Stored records
___
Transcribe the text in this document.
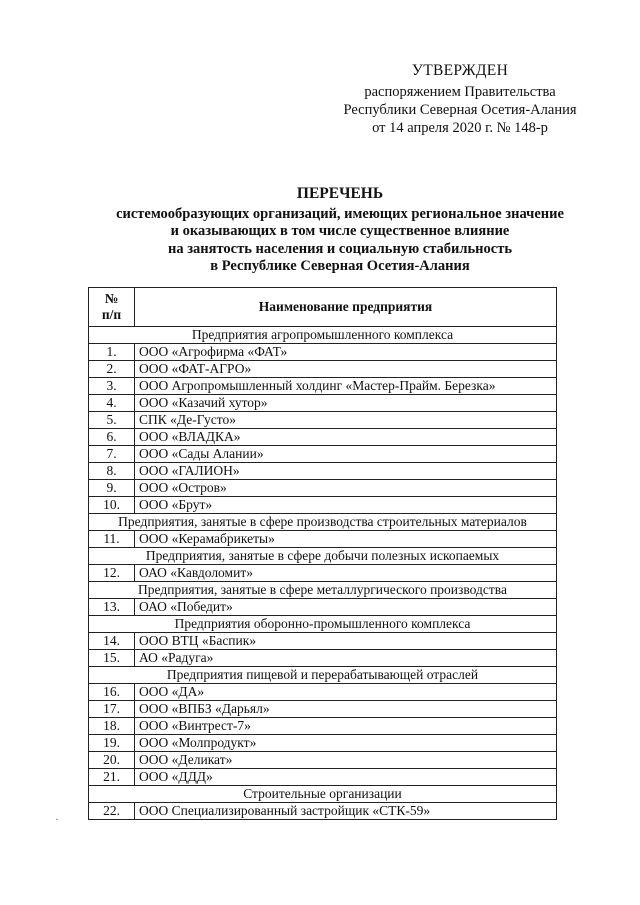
УТВЕРЖДЕН
распоряжением Правительства
Республики Северная Осетия-Алания
от 14 апреля 2020 г. № 148-р
ПЕРЕЧЕНЬ
системообразующих организаций, имеющих региональное значение
и оказывающих в том числе существенное влияние
на занятость населения и социальную стабильность
в Республике Северная Осетия-Алания
№
п/п	Наименование предприятия
Предприятия агропромышленного комплекса	
1.	ООО «Агрофирма «ФАТ»
2.	ООО «ФАТ-АГРО»
3.	ООО Агропромышленный холдинг «Мастер-Прайм. Березка»
4.	ООО «Казачий хутор»
5.	СПК «Де-Густо»
6.	ООО «ВЛАДКА»
7.	ООО «Сады Алании»
8.	ООО «ГАЛИОН»
9.	ООО «Остров»
10.	ООО «Брут»
Предприятия, занятые в сфере производства строительных материалов	
11.	ООО «Керамабрикеты»
Предприятия, занятые в сфере добычи полезных ископаемых	
12.	ОАО «Кавдоломит»
Предприятия, занятые в сфере металлургического производства	
13.	ОАО «Победит»
Предприятия оборонно-промышленного комплекса	
14.	ООО ВТЦ «Баспик»
15.	АО «Радуга»
Предприятия пищевой и перерабатывающей отраслей	
16.	ООО «ДА»
17.	ООО «ВПБЗ «Дарьял»
18.	ООО «Винтрест-7»
19.	ООО «Молпродукт»
20.	ООО «Деликат»
21.	ООО «ДДД»
Строительные организации	
22.	ООО Специализированный застройщик «СТК-59»
·
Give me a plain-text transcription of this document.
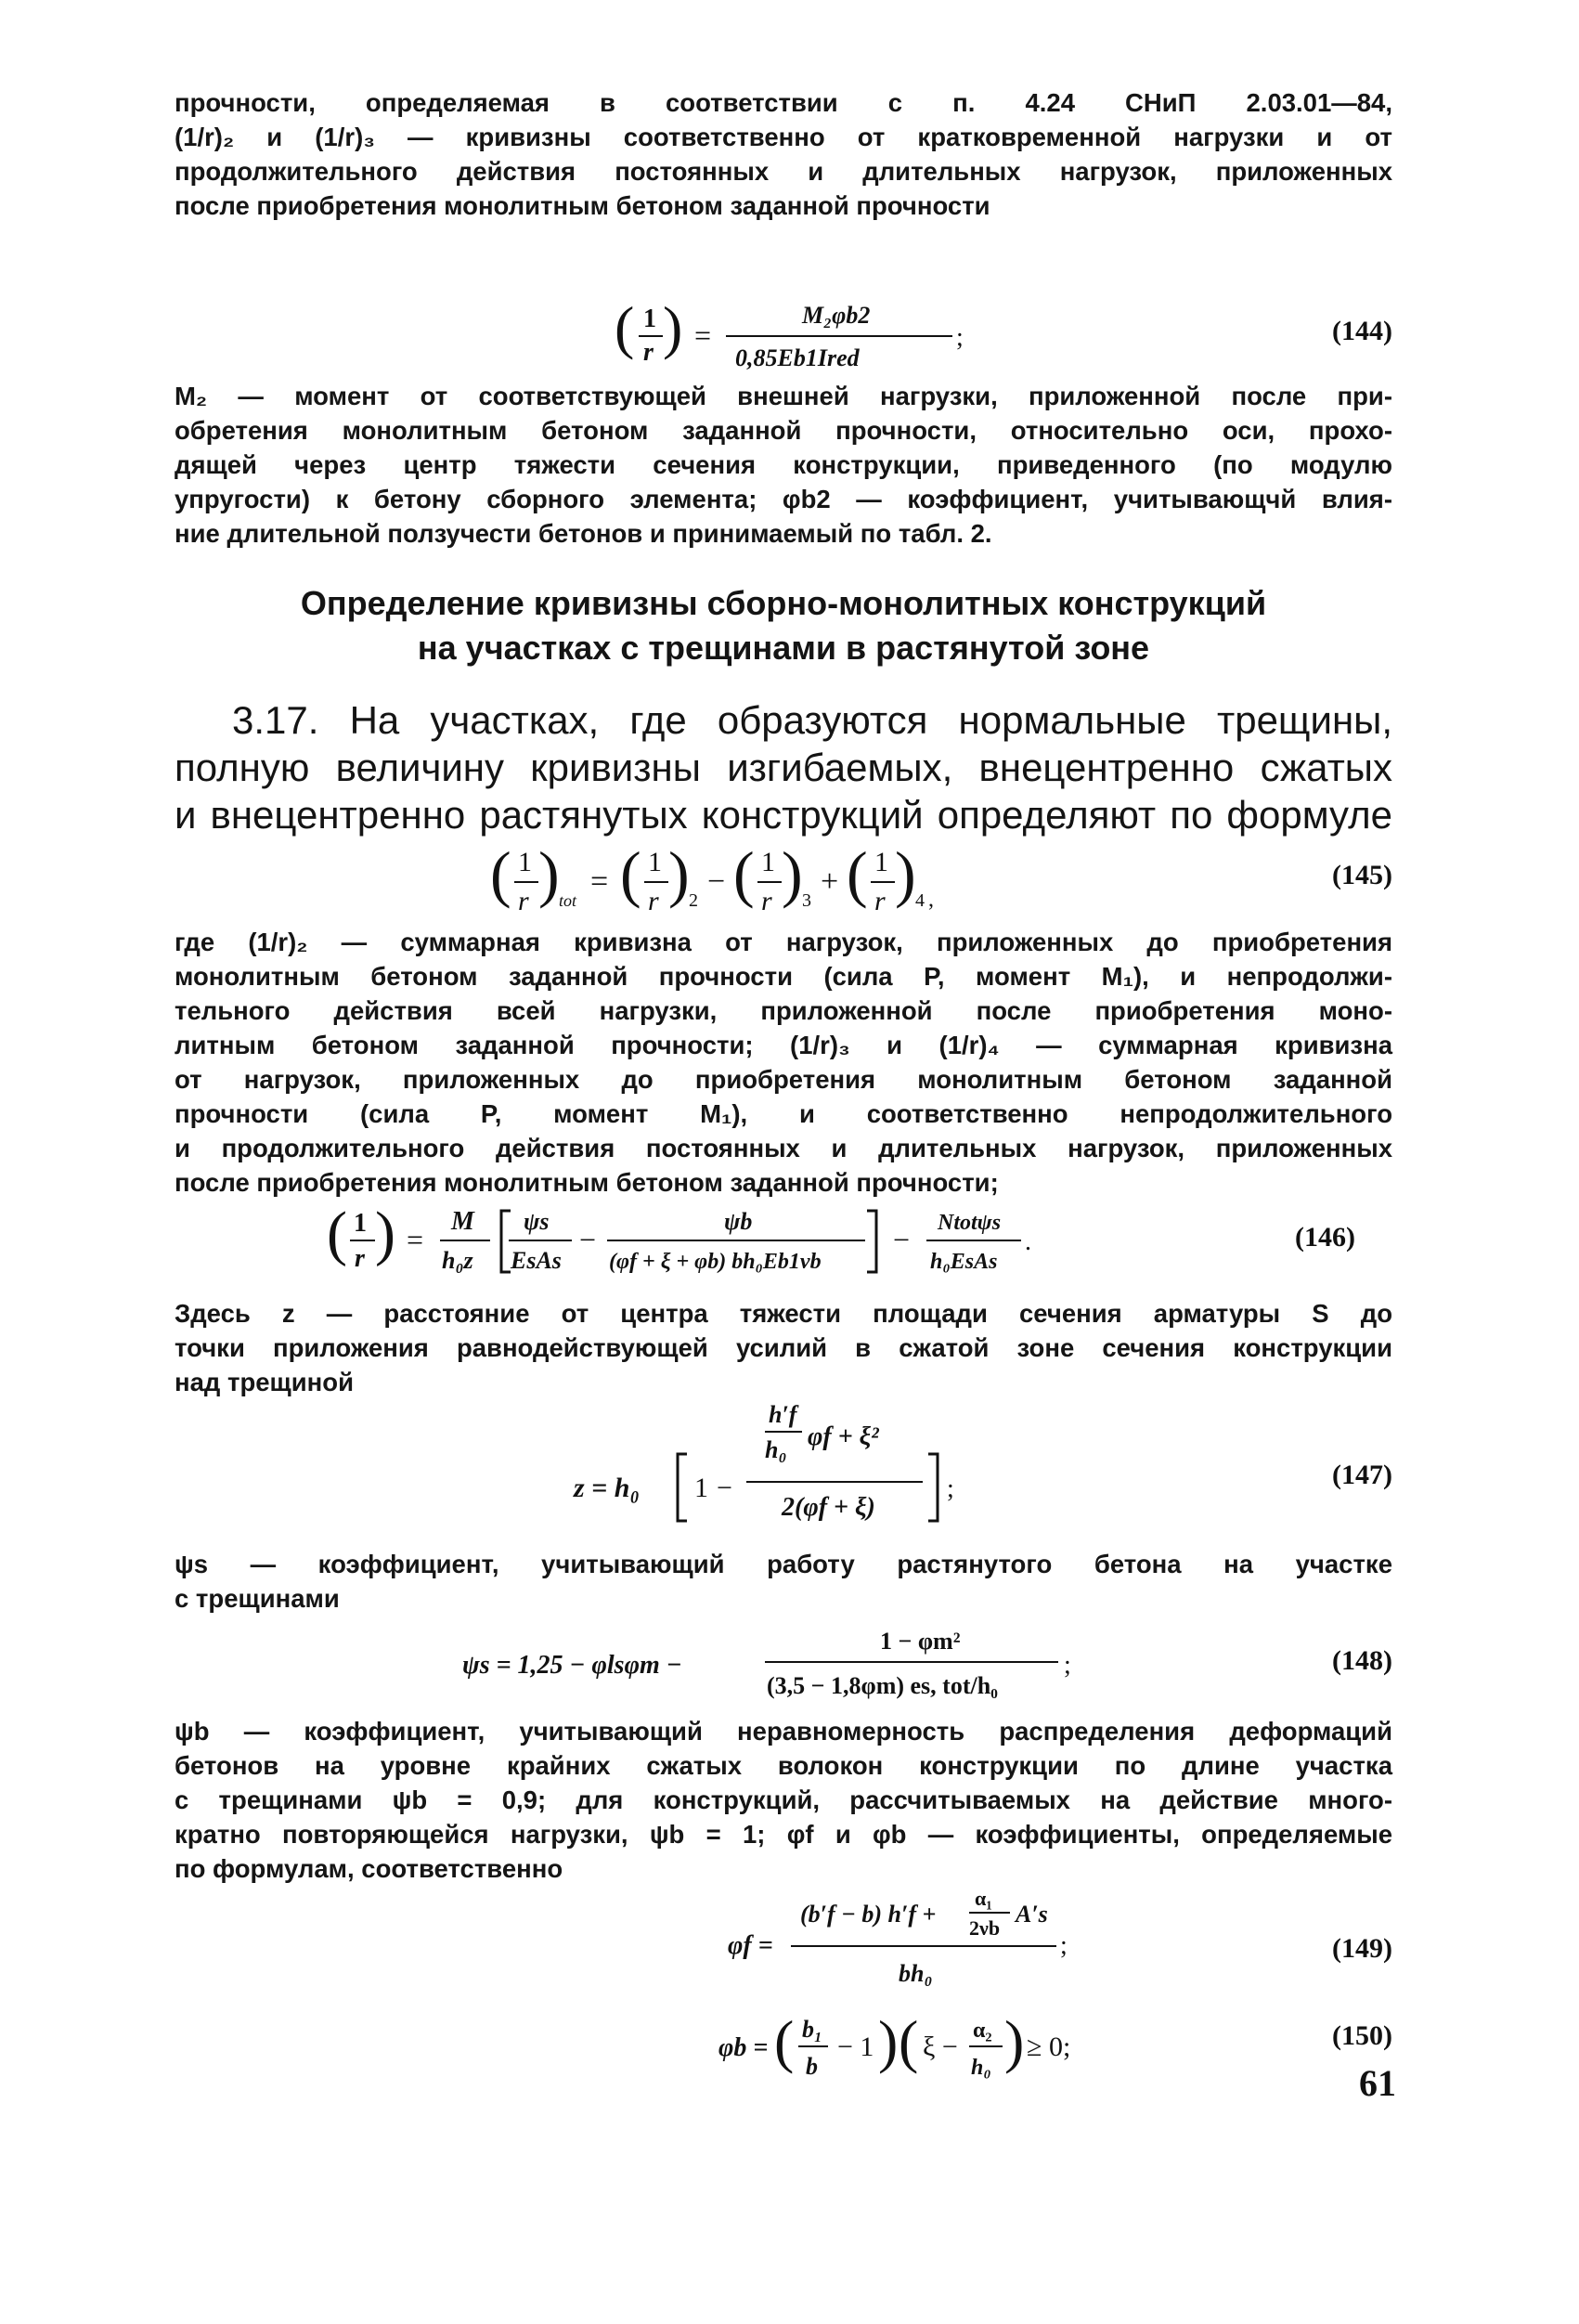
прочности, определяемая в соответствии с п. 4.24 СНиП 2.03.01—84,
(1/r)₂ и (1/r)₃ — кривизны соответственно от кратковременной нагрузки и от
продолжительного действия постоянных и длительных нагрузок, приложенных
после приобретения монолитным бетоном заданной прочности
( 1
r ) =
M₂φb2
0,85Eb1Ired
;	(144)
M₂ — момент от соответствующей внешней нагрузки, приложенной после при-
обретения монолитным бетоном заданной прочности, относительно оси, прохо-
дящей через центр тяжести сечения конструкции, приведенного (по модулю
упругости) к бетону сборного элемента; φb2 — коэффициент, учитывающчй влия-
ние длительной ползучести бетонов и принимаемый по табл. 2.
Определение кривизны сборно-монолитных конструкций
на участках с трещинами в растянутой зоне
3.17. На участках, где образуются нормальные трещины,
полную величину кривизны изгибаемых, внецентренно сжатых
и внецентренно растянутых конструкций определяют по формуле
( 1
r ) tot
= ( 1
r ) 2
− ( 1
r ) 3
+ ( 1
r ) 4 ,
(145)
где (1/r)₂ — суммарная кривизна от нагрузок, приложенных до приобретения
монолитным бетоном заданной прочности (сила P, момент M₁), и непродолжи-
тельного действия всей нагрузки, приложенной после приобретения моно-
литным бетоном заданной прочности; (1/r)₃ и (1/r)₄ — суммарная кривизна
от нагрузок, приложенных до приобретения монолитным бетоном заданной
прочности (сила P, момент M₁), и соответственно непродолжительного
и продолжительного действия постоянных и длительных нагрузок, приложенных
после приобретения монолитным бетоном заданной прочности;
( 1
r ) =
M
h₀z
ψs
EsAs
−
ψb
(φf + ξ + φb) bh₀Eb1νb
− Ntotψs
h₀EsAs
.	(146)
Здесь z — расстояние от центра тяжести площади сечения арматуры S до
точки приложения равнодействующей усилий в сжатой зоне сечения конструкции
над трещиной
z = h₀ 1 −
h′f
h₀ φf + ξ²
2(φf + ξ)
;	(147)
ψs — коэффициент, учитывающий работу растянутого бетона на участке
с трещинами
ψs = 1,25 − φlsφm −
1 − φm²
(3,5 − 1,8φm) es, tot/h₀
;	(148)
ψb — коэффициент, учитывающий неравномерность распределения деформаций
бетонов на уровне крайних сжатых волокон конструкции по длине участка
с трещинами ψb = 0,9; для конструкций, рассчитываемых на действие много-
кратно повторяющейся нагрузки, ψb = 1; φf и φb — коэффициенты, определяемые
по формулам, соответственно
φf =
(b′f − b) h′f +
α₁
2νb
A′s
bh₀
;	(149)
φb = ( b₁
b
− 1 ) ( ξ −
α₂
h₀ ) ≥ 0;	(150)
61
___
Transcribe the records above verbatim. Do not carry over any picture.

Transcribe the text in this document.
УТВЕРЖДЕН
распоряжением Правительства
Республики Северная Осетия-Алания
от 14 апреля 2020 г. № 148-р
ПЕРЕЧЕНЬ
системообразующих организаций, имеющих региональное значение
и оказывающих в том числе существенное влияние
на занятость населения и социальную стабильность
в Республике Северная Осетия-Алания
№
п/п	Наименование предприятия
Предприятия агропромышленного комплекса	
1.	ООО «Агрофирма «ФАТ»
2.	ООО «ФАТ-АГРО»
3.	ООО Агропромышленный холдинг «Мастер-Прайм. Березка»
4.	ООО «Казачий хутор»
5.	СПК «Де-Густо»
6.	ООО «ВЛАДКА»
7.	ООО «Сады Алании»
8.	ООО «ГАЛИОН»
9.	ООО «Остров»
10.	ООО «Брут»
Предприятия, занятые в сфере производства строительных материалов	
11.	ООО «Керамабрикеты»
Предприятия, занятые в сфере добычи полезных ископаемых	
12.	ОАО «Кавдоломит»
Предприятия, занятые в сфере металлургического производства	
13.	ОАО «Победит»
Предприятия оборонно-промышленного комплекса	
14.	ООО ВТЦ «Баспик»
15.	АО «Радуга»
Предприятия пищевой и перерабатывающей отраслей	
16.	ООО «ДА»
17.	ООО «ВПБЗ «Дарьял»
18.	ООО «Винтрест-7»
19.	ООО «Молпродукт»
20.	ООО «Деликат»
21.	ООО «ДДД»
Строительные организации	
22.	ООО Специализированный застройщик «СТК-59»
·
Give me a plain-text transcription of this document.
прочности, определяемая в соответствии с п. 4.24 СНиП 2.03.01—84,
(1/r)₂ и (1/r)₃ — кривизны соответственно от кратковременной нагрузки и от
продолжительного действия постоянных и длительных нагрузок, приложенных
после приобретения монолитным бетоном заданной прочности
( 1
r ) =
M₂φb2
0,85Eb1Ired
;	(144)
M₂ — момент от соответствующей внешней нагрузки, приложенной после при-
обретения монолитным бетоном заданной прочности, относительно оси, прохо-
дящей через центр тяжести сечения конструкции, приведенного (по модулю
упругости) к бетону сборного элемента; φb2 — коэффициент, учитывающчй влия-
ние длительной ползучести бетонов и принимаемый по табл. 2.
Определение кривизны сборно-монолитных конструкций
на участках с трещинами в растянутой зоне
3.17. На участках, где образуются нормальные трещины,
полную величину кривизны изгибаемых, внецентренно сжатых
и внецентренно растянутых конструкций определяют по формуле
( 1
r ) tot
= ( 1
r ) 2
− ( 1
r ) 3
+ ( 1
r ) 4 ,
(145)
где (1/r)₂ — суммарная кривизна от нагрузок, приложенных до приобретения
монолитным бетоном заданной прочности (сила P, момент M₁), и непродолжи-
тельного действия всей нагрузки, приложенной после приобретения моно-
литным бетоном заданной прочности; (1/r)₃ и (1/r)₄ — суммарная кривизна
от нагрузок, приложенных до приобретения монолитным бетоном заданной
прочности (сила P, момент M₁), и соответственно непродолжительного
и продолжительного действия постоянных и длительных нагрузок, приложенных
после приобретения монолитным бетоном заданной прочности;
( 1
r ) =
M
h₀z
ψs
EsAs
−
ψb
(φf + ξ + φb) bh₀Eb1νb
− Ntotψs
h₀EsAs
.	(146)
Здесь z — расстояние от центра тяжести площади сечения арматуры S до
точки приложения равнодействующей усилий в сжатой зоне сечения конструкции
над трещиной
z = h₀ 1 −
h′f
h₀ φf + ξ²
2(φf + ξ)
;	(147)
ψs — коэффициент, учитывающий работу растянутого бетона на участке
с трещинами
ψs = 1,25 − φlsφm −
1 − φm²
(3,5 − 1,8φm) es, tot/h₀
;	(148)
ψb — коэффициент, учитывающий неравномерность распределения деформаций
бетонов на уровне крайних сжатых волокон конструкции по длине участка
с трещинами ψb = 0,9; для конструкций, рассчитываемых на действие много-
кратно повторяющейся нагрузки, ψb = 1; φf и φb — коэффициенты, определяемые
по формулам, соответственно
φf =
(b′f − b) h′f +
α₁
2νb
A′s
bh₀
;	(149)
φb = ( b₁
b
− 1 ) ( ξ −
α₂
h₀ ) ≥ 0;	(150)
61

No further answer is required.